## Given exercise
Look through the material below for "name". Copy every line that contains it.

---------- Exercise materials ----------

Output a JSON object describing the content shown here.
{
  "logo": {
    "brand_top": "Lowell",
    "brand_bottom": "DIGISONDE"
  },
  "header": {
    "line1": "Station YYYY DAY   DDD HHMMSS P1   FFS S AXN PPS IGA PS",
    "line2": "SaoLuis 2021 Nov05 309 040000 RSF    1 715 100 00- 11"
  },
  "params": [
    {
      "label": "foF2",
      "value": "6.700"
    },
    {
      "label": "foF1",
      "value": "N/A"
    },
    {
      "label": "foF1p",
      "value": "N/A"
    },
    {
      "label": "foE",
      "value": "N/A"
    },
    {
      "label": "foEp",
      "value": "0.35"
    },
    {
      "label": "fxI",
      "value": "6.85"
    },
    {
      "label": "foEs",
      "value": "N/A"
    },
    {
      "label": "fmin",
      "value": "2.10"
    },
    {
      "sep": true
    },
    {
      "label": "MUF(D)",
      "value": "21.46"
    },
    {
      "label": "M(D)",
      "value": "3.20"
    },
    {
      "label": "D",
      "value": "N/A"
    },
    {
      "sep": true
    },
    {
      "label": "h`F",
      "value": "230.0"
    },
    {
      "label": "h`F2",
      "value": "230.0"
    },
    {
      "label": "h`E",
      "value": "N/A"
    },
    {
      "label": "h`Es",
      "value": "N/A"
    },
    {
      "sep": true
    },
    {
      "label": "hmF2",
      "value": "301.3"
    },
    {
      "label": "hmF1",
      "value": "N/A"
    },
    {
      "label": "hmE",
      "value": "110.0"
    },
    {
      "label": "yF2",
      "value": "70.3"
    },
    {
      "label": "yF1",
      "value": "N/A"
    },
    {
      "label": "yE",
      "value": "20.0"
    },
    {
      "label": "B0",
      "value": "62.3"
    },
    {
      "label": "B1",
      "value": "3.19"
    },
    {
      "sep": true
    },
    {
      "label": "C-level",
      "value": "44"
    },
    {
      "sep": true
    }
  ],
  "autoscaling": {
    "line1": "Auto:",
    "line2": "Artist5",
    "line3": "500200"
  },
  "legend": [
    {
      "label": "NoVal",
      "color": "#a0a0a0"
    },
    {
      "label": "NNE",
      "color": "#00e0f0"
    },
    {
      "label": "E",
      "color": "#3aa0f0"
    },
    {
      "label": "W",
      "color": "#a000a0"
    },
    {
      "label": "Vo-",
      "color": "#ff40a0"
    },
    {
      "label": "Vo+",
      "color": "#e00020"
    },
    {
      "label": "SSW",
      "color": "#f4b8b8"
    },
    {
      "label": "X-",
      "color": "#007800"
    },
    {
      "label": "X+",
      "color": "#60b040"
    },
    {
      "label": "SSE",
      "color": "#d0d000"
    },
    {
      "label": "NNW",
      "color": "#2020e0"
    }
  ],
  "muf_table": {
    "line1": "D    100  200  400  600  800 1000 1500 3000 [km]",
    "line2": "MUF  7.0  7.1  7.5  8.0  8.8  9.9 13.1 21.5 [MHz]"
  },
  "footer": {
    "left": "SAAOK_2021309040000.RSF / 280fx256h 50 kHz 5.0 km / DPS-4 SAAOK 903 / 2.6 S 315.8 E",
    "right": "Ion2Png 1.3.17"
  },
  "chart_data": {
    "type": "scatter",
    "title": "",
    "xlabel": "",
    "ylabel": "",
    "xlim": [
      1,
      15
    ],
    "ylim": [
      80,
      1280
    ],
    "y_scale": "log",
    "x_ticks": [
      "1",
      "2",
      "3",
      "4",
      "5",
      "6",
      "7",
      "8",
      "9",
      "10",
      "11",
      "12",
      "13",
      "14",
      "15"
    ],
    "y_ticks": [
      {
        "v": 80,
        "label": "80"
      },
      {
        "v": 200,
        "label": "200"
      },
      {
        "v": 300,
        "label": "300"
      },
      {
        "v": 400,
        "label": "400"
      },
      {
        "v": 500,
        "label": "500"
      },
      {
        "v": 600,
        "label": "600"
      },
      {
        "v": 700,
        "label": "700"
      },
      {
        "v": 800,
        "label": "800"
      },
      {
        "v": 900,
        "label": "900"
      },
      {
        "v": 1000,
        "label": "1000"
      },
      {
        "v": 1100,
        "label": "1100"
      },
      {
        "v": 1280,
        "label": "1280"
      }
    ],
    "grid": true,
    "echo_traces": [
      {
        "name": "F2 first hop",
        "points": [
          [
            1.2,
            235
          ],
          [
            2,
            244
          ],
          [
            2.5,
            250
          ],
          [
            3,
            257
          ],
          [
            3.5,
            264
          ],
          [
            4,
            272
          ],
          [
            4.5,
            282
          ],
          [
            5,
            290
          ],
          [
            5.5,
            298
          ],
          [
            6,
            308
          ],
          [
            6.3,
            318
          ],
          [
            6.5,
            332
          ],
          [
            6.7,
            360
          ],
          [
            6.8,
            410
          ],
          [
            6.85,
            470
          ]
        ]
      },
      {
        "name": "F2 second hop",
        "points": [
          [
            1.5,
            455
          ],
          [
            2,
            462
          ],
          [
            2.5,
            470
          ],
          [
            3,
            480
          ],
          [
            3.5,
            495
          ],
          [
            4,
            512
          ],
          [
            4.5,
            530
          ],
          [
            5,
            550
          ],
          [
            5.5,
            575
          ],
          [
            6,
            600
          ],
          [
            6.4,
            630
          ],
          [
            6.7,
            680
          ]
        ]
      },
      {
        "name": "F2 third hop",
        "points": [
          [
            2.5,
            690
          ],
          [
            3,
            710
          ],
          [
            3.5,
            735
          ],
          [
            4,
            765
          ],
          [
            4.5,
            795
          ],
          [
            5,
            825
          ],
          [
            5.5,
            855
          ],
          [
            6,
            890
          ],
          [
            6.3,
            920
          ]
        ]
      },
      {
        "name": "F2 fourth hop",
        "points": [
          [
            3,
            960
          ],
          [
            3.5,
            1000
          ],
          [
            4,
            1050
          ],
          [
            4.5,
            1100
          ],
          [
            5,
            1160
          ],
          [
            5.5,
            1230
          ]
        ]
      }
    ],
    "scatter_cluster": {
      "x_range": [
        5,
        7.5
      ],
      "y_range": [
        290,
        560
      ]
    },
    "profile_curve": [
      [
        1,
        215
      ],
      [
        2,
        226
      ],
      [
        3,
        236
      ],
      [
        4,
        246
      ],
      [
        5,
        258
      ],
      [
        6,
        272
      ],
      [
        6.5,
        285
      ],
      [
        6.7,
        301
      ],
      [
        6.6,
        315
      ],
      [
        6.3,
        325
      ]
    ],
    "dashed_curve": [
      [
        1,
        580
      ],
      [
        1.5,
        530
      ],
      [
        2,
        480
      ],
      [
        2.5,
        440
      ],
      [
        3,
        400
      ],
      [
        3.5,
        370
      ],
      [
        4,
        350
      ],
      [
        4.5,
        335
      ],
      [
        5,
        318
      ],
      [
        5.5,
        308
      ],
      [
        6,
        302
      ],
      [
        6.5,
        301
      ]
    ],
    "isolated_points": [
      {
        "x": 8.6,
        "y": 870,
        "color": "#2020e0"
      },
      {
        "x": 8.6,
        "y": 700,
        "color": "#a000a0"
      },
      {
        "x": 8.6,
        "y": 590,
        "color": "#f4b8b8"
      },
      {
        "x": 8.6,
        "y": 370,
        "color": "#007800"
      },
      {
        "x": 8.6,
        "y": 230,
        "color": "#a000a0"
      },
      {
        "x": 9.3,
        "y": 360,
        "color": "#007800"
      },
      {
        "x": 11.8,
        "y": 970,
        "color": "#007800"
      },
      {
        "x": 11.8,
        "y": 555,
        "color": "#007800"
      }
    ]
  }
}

----------

## Exercise answer
        "name": "F2 first hop",
        "name": "F2 second hop",
        "name": "F2 third hop",
        "name": "F2 fourth hop",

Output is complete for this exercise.